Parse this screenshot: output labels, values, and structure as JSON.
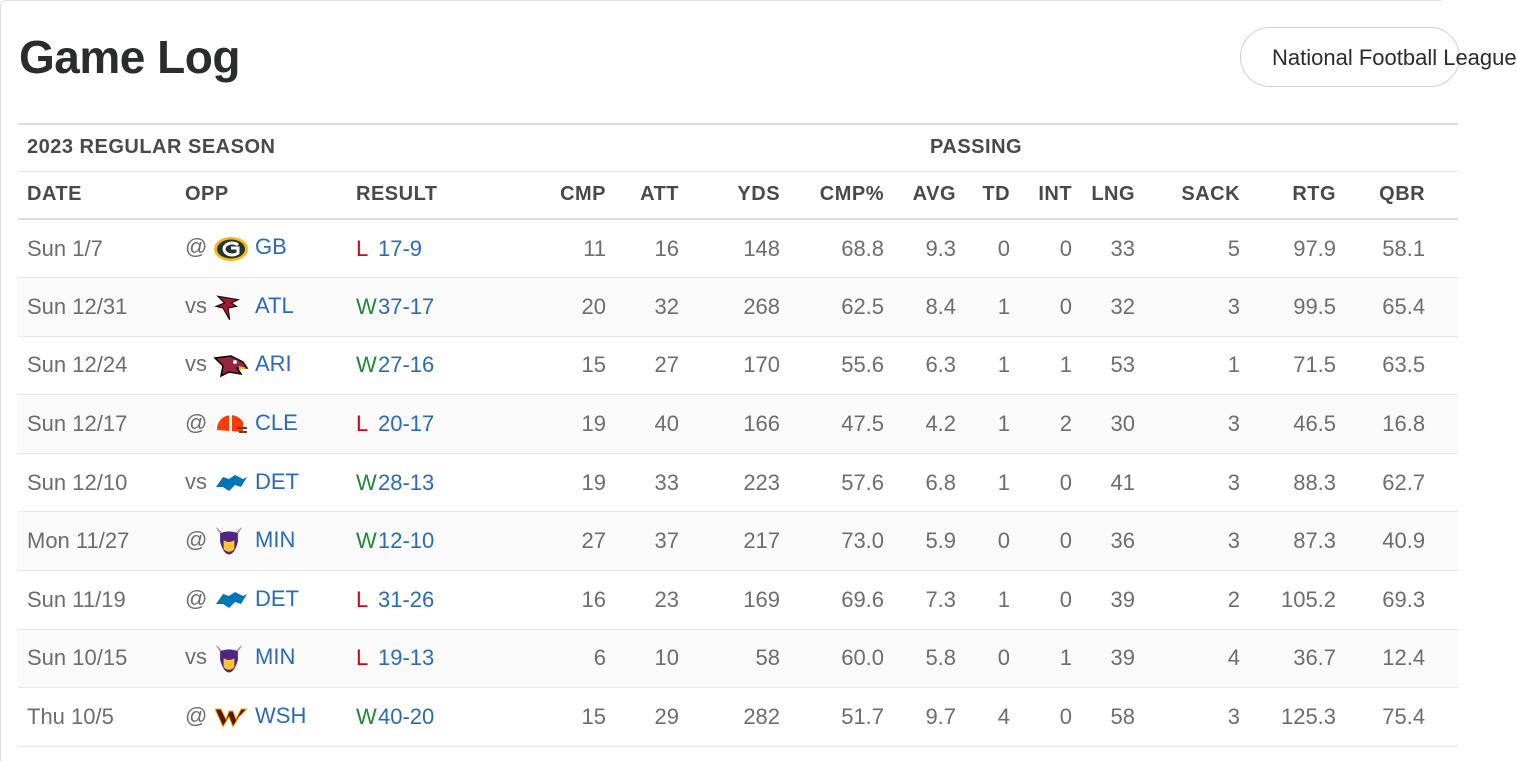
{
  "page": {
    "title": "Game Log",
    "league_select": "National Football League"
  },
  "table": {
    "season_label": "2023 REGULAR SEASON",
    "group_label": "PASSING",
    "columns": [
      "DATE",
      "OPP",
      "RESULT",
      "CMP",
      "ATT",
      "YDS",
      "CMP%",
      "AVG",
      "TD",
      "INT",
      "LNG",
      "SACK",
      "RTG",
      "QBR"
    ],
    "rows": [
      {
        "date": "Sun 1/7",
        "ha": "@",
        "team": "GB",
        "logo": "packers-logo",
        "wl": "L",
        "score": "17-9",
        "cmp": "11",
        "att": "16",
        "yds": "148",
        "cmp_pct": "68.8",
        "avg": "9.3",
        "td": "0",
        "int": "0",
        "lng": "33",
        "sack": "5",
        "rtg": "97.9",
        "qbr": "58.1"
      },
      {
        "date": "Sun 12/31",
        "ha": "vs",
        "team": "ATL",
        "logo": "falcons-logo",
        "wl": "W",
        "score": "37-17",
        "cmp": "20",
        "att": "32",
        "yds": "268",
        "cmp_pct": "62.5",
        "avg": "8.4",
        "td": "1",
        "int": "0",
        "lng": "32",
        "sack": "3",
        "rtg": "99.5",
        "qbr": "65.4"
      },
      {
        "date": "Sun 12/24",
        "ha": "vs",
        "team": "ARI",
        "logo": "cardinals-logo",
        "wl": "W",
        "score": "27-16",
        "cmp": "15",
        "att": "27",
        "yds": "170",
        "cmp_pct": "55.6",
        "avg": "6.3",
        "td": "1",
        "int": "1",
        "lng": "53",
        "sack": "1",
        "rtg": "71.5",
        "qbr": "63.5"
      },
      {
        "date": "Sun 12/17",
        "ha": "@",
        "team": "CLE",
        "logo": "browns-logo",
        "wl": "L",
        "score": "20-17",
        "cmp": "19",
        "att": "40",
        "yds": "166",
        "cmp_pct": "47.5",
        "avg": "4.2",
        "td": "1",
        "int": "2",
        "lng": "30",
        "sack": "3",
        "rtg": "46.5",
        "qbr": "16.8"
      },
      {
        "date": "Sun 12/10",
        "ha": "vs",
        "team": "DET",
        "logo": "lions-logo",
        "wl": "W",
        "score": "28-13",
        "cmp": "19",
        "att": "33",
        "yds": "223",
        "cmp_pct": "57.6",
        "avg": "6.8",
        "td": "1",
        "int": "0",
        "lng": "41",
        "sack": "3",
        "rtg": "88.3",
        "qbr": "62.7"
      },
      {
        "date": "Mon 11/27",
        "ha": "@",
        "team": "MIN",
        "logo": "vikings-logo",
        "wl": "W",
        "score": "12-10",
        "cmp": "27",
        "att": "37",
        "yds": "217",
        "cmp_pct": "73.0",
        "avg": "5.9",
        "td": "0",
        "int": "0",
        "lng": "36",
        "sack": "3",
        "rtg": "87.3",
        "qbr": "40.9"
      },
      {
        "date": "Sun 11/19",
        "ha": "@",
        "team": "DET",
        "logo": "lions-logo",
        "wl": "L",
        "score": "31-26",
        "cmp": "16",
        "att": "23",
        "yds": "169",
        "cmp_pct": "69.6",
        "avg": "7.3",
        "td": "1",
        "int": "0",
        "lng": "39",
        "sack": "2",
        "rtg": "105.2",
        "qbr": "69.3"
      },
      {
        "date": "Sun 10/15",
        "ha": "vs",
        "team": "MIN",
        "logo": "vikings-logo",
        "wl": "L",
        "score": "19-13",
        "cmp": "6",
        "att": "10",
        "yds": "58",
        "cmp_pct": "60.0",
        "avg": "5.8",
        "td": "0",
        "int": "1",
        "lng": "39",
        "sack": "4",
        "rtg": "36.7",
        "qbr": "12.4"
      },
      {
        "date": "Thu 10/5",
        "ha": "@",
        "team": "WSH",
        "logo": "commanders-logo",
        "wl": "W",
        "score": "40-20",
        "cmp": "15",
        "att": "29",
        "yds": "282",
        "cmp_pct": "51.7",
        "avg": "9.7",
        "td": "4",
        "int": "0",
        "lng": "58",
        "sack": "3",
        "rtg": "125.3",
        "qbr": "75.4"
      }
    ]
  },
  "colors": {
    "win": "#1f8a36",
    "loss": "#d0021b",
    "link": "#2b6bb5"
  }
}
◇ ◇ ◇ ◇
What the exercise asks: From the listing above, return each line with the word "score".

Full output:
        "score": "17-9",
        "score": "37-17",
        "score": "27-16",
        "score": "20-17",
        "score": "28-13",
        "score": "12-10",
        "score": "31-26",
        "score": "19-13",
        "score": "40-20",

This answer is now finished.